Since I'm at a project that requires many thousands of circles to be drawn, I have evaluated all suggestions here (and improved a few by precomputing the square of the radius):
http://quick-bench.com/mwTOodNOI81k1ddaTCGH_Cmn_Ag
The Rev variants just have x and y swapped because consecutive access along the y axis are faster with the way my grid/canvas structure works.
The clear winner is Daniel Earwicker's method ( DrawCircleBruteforcePrecalc ) that precomputes the Y value to avoid unnecessary radius checks. Somewhat surprisingly that negates the additional computation caused by the sqrt call.
Some comments suggest that kmillen's variant (DrawCircleSingleLoop) that works with a single loop should be very fast, but it's the slowest here. I assume that is because of all the divisions. But perhaps I have adapted it wrong to the global variables in that code. Would be great if someone takes a look.
EDIT: After looking for the first time since college years at some assembler code, I managed find that the final additions of the circle's origin are a culprit.
Precomputing those, I improved the fastest method by a factor of another 3.7-3.9 according to the bench!
http://quick-bench.com/7ZYitwJIUgF_OkDUgnyMJY4lGlA
Amazing.
This being my code:
for (int x = -radius; x < radius ; x++)
{
int hh = (int)std::sqrt(radius_sqr - x * x);
int rx = center_x + x;
int ph = center_y + hh;
for (int y = center_y-hh; y < ph; y++)
canvas[rx][y] = 1;
}
I like palm3D's answer. For being brute force, this is an amazingly fast solution. There are no square root or trigonometric functions to slow it down. Its one weakness is the nested loop.
Converting this to a single loop makes this function almost twice as fast.
* * * * * * * * *
§ **EXERCISE REQUIREMENTS**
1 > In the circle-drawing code, which variables are declared as int?
2 > Can you reproduce the part of the circle-drawing text that opens with the words containing "Precomputing those, I" and closes with "radius ; x++)", substituting "quickest approach" for "fastest method"?
3 > Could you resume the circle-drawing text from its final sentence?

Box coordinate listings
* * * * * * * * *
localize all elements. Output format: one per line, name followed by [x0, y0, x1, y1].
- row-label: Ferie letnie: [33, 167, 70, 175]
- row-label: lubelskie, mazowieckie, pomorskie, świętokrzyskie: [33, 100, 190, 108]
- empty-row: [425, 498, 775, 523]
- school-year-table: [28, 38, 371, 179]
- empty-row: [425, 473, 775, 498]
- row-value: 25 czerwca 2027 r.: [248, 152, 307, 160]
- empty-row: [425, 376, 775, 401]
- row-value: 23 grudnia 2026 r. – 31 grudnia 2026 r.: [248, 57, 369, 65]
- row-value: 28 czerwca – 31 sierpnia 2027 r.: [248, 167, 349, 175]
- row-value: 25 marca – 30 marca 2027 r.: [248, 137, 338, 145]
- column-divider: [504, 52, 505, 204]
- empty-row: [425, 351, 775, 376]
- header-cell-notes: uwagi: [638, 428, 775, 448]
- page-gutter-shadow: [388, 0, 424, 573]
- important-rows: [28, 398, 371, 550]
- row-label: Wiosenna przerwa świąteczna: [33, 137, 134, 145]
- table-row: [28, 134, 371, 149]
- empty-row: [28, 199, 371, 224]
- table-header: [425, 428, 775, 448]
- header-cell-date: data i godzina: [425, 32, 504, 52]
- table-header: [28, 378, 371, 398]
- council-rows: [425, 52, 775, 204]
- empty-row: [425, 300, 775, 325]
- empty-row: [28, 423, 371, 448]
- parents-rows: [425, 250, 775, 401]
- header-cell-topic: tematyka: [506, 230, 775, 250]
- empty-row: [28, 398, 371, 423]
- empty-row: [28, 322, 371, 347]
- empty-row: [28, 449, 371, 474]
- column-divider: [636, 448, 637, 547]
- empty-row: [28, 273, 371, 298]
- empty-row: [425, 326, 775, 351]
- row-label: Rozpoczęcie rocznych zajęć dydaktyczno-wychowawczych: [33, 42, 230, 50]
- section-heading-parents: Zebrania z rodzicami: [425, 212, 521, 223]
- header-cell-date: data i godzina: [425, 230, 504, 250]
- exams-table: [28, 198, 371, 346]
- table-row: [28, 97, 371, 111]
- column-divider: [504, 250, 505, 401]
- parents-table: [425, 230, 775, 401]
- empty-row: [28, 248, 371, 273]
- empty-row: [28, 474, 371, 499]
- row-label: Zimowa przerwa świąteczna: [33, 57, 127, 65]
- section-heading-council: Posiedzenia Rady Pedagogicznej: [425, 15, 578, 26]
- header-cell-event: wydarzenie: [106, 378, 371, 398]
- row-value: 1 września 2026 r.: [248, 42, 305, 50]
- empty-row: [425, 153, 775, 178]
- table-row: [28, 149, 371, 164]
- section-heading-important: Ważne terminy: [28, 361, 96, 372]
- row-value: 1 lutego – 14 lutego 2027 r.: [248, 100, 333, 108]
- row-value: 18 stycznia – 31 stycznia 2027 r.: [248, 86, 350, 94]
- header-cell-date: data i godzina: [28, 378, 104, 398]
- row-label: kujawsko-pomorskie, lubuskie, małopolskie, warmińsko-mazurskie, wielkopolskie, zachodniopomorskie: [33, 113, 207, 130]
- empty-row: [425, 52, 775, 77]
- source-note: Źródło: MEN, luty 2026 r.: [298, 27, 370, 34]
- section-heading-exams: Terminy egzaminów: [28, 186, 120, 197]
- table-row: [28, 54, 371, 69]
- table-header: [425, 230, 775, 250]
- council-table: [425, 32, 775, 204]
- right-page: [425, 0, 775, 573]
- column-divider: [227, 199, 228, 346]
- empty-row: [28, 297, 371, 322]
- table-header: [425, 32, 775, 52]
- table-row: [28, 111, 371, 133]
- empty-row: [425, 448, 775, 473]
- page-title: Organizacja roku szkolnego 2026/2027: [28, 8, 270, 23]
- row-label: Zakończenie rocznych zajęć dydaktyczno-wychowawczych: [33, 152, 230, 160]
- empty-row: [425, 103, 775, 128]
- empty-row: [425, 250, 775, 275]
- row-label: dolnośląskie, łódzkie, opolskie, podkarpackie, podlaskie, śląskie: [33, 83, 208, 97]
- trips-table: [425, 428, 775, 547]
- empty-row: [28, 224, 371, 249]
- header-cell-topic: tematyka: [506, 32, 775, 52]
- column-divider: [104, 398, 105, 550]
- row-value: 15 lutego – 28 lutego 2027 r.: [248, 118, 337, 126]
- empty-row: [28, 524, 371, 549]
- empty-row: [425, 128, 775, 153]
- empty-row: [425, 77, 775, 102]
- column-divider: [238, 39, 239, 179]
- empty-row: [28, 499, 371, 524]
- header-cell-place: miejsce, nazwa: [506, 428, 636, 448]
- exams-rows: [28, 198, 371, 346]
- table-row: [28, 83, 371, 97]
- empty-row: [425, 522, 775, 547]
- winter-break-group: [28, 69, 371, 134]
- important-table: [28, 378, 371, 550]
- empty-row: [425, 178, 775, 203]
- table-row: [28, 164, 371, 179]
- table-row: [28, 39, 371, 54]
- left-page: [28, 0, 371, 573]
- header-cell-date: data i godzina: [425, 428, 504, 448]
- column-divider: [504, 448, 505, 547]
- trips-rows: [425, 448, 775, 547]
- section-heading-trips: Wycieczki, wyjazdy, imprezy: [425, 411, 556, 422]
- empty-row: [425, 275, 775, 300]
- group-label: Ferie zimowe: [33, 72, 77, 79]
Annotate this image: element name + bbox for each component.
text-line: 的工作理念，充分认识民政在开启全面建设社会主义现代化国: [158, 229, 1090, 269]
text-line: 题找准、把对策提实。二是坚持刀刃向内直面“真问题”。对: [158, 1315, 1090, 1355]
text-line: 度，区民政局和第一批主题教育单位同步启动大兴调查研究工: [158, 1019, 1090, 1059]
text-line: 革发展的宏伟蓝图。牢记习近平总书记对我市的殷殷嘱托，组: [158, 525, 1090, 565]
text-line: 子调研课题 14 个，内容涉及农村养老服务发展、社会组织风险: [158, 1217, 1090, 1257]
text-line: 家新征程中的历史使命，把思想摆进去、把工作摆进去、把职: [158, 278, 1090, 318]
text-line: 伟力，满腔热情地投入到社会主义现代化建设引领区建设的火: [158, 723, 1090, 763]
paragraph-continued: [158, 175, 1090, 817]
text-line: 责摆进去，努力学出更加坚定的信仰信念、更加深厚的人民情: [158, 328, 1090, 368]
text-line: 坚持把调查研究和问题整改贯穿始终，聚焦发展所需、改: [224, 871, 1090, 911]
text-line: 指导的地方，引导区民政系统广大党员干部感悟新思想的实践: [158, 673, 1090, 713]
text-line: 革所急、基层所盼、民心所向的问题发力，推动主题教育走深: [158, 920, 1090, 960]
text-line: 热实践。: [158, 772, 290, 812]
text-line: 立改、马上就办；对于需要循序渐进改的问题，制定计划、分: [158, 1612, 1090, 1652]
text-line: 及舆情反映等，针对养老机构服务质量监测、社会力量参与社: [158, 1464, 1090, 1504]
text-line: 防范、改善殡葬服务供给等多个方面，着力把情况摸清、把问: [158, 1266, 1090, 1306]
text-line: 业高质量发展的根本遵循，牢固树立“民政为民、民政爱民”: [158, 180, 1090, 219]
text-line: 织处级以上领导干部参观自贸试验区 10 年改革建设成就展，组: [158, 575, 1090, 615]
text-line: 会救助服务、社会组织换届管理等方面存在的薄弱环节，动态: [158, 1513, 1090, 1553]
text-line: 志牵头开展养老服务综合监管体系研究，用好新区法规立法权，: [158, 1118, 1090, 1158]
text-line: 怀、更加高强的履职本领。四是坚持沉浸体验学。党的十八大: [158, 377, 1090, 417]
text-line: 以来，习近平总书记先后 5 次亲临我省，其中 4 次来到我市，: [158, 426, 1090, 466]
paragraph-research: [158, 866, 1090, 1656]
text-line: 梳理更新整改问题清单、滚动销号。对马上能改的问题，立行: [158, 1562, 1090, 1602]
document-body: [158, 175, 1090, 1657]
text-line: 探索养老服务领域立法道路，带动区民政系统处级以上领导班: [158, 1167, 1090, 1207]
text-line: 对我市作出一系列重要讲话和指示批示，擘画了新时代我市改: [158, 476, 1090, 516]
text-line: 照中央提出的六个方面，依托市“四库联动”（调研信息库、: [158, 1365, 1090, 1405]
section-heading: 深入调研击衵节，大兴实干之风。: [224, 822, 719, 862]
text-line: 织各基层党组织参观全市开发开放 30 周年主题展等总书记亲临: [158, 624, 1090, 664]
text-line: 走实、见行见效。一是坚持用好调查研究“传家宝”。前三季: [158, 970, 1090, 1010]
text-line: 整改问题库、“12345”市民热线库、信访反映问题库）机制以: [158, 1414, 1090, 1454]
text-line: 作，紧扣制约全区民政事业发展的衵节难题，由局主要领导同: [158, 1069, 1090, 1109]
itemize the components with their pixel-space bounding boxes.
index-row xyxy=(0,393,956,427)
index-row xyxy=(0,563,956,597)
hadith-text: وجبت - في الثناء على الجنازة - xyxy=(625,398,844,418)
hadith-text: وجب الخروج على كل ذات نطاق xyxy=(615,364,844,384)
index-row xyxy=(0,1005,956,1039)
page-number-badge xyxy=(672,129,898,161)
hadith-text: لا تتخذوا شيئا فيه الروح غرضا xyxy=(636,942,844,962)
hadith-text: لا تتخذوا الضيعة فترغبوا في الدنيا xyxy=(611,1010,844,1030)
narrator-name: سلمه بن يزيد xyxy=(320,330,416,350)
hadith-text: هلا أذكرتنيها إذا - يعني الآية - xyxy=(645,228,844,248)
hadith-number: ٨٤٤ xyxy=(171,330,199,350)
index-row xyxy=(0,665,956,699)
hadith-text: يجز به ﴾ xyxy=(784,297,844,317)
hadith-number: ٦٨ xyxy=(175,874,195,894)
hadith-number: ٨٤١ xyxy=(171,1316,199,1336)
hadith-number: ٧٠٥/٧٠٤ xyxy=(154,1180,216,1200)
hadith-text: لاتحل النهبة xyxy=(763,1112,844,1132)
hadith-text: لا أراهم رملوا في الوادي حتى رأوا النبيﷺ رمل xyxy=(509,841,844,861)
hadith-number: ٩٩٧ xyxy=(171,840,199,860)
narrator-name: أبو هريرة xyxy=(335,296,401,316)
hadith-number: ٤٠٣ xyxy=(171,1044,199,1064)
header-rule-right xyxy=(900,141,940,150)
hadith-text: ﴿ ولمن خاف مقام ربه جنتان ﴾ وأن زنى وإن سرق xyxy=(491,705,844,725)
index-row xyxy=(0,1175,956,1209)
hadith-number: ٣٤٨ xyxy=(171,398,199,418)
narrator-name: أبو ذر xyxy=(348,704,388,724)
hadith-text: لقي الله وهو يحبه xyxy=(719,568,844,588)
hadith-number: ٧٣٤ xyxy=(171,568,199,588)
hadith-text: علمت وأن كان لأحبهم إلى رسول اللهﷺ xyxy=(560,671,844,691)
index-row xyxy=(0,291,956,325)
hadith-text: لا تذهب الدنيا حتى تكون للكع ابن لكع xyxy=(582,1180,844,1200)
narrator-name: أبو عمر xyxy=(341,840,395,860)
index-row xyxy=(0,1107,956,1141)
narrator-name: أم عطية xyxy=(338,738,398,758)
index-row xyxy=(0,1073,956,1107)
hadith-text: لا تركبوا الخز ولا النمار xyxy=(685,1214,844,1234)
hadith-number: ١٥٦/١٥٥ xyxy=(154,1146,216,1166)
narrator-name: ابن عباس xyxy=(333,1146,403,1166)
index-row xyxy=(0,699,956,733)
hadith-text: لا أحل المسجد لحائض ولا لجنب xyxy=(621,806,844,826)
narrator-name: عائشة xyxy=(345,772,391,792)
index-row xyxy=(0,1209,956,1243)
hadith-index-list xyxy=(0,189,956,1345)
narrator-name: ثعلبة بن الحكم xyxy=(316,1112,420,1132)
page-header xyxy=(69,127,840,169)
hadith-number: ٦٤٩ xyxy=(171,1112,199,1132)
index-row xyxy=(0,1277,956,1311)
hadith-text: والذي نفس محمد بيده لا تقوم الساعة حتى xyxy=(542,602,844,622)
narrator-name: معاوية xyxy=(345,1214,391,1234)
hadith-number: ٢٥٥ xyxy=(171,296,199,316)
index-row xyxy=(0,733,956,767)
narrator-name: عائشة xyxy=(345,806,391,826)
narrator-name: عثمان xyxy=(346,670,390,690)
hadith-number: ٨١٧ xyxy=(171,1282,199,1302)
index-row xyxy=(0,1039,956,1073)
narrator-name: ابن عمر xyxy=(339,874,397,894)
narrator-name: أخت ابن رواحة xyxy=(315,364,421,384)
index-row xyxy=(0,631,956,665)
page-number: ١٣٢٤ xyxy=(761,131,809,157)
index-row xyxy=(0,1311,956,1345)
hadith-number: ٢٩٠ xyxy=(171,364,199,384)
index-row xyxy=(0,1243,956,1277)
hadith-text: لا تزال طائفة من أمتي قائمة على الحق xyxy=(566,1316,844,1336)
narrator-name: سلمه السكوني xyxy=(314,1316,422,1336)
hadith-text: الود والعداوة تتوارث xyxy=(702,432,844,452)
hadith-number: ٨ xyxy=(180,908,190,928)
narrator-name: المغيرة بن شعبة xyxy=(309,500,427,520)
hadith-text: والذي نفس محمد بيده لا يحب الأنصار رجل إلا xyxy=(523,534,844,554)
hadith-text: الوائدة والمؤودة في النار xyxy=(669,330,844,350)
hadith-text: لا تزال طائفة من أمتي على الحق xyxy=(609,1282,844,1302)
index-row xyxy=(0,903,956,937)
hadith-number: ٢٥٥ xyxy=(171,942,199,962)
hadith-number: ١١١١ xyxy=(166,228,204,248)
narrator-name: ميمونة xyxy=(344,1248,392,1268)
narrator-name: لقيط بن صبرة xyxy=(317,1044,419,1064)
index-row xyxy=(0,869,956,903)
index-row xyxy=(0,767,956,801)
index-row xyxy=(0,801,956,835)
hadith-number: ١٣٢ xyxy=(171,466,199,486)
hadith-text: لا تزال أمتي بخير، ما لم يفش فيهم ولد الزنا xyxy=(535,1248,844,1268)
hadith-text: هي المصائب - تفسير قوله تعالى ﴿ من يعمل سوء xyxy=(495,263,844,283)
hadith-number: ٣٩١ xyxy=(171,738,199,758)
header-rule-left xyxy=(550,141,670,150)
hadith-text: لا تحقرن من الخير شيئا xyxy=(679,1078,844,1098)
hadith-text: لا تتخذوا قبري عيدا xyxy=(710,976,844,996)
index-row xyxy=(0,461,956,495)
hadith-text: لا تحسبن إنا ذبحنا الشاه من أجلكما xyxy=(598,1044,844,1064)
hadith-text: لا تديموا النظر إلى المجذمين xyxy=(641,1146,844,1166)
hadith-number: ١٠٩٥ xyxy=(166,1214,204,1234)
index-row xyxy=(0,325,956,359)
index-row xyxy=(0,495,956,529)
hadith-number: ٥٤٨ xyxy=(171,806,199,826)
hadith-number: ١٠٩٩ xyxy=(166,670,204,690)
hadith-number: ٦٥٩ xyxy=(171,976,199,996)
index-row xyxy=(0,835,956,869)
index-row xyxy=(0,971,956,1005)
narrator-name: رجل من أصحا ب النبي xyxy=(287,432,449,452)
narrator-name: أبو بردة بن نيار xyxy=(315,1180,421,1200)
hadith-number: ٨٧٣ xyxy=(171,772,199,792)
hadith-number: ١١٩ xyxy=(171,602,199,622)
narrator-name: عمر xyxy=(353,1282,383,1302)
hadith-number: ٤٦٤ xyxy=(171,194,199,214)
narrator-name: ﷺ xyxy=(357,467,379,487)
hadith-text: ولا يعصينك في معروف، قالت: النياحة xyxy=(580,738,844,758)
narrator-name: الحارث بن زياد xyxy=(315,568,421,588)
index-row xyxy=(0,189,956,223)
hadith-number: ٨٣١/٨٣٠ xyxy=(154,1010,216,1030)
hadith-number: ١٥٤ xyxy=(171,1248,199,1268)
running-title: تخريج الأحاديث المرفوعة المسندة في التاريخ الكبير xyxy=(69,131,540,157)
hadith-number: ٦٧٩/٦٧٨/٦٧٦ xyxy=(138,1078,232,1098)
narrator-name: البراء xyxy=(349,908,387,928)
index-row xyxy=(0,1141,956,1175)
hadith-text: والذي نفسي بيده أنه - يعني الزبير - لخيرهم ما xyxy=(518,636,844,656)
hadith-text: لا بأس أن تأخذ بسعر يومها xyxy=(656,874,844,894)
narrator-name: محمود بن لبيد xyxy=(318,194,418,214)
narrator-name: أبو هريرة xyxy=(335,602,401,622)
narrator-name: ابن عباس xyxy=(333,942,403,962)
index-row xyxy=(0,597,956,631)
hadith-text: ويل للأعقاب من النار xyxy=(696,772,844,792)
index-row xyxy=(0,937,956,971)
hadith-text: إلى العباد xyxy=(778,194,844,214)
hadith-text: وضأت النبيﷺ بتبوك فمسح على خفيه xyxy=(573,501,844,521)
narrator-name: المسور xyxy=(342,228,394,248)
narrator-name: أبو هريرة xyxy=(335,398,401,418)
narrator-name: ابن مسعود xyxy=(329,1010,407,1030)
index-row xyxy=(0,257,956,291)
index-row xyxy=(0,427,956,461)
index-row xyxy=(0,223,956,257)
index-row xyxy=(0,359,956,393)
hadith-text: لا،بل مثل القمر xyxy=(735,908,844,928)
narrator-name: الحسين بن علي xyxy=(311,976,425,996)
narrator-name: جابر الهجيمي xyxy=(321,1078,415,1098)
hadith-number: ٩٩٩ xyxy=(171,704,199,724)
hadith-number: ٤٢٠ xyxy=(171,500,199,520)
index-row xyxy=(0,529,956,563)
* * * * * * * * *
§ **EXPECTED OUTPUTS**
1 > x, hh, rx, ph, y

2 >
Precomputing those, I improved the quickest approach by a factor of another 3.7-3.9 according to the bench!
http://quick-bench.com/7ZYitwJIUgF_OkDUgnyMJY4lGlA
Amazing.
This being my code:
for (int x = -radius; x < radius ; x++)

3 >
int r2 = r * r;
int area = r2 << 2;
int rr = r << 1;
for (int i = 0; i < area; i++)
{
int tx = (i % rr) - r;
int ty = (i / rr) - r;
if (tx * tx + ty * ty <= r2)
SetPixel(x + tx, y + ty, c);
}
This single loop solution rivals the efficiency of a line drawing solution.
int r2 = r * r;
for (int cy = -r; cy <= r; cy++)
{
int cx = (int)(Math.Sqrt(r2 - cy * cy) + 0.5);
int cyy = cy + y;
lineDDA(x - cx, cyy, x + cx, cyy, c);
}
palm3D's brute-force algorithm I found to be a good starting point. This method uses the same premise, however it includes a couple of ways to skip checking most of the pixels.
First, here's the code:
int largestX = circle.radius;
for (int y = 0; y <= radius; ++y) {
for (int x = largestX; x >= 0; --x) {
if ((x * x) + (y * y) <= (circle.radius * circle.radius)) {
drawLine(circle.center.x - x, circle.center.x + x, circle.center.y + y);
drawLine(circle.center.x - x, circle.center.x + x, circle.center.y - y);
largestX = x;
break; // go to next y coordinate
}
}
}
Next, the explanation.
The first thing to note is that if you find the minimum x coordinate that is within the circle for a given horizontal line, you immediately know the maximum x coordinate.
This is due to the symmetry of the circle. If the minimum x coordinate is 10 pixels ahead of the left of the bounding box of the circle, then the maximum x is 10 pixels behind the right of the bounding box of the circle.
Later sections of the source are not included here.